TASK INSTRUCTIONS: Return a copy of each line that holds the string "true".
** begin DATA LINES **
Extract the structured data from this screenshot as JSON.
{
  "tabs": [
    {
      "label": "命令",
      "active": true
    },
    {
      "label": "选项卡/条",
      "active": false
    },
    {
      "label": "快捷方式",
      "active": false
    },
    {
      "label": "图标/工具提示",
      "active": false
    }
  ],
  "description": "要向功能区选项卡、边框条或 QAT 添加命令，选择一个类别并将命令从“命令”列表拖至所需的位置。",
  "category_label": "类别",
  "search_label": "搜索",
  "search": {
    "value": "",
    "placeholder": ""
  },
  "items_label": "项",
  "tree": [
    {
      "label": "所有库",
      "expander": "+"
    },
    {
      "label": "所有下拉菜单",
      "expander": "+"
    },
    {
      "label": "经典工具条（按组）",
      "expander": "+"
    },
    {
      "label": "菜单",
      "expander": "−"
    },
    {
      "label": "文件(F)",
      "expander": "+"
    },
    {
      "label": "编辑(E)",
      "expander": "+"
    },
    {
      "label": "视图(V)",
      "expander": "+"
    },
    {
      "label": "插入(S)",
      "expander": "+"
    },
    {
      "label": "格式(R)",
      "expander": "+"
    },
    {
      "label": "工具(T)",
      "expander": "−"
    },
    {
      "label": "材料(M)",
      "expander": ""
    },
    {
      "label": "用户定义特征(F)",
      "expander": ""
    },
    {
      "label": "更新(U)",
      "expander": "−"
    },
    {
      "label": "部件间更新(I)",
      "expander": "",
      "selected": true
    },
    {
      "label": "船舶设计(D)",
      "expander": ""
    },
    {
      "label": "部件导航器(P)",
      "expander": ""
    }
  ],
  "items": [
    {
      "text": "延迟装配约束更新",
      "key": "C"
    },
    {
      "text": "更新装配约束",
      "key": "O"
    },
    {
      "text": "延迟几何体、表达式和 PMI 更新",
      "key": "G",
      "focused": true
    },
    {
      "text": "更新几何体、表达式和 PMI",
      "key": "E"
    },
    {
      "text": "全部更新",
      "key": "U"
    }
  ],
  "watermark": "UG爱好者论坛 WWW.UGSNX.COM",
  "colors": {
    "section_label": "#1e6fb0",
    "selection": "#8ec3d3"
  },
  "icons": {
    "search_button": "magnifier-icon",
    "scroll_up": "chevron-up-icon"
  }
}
** end DATA LINES **
ANSWER BELOW:
      "active": true
      "selected": true
      "focused": true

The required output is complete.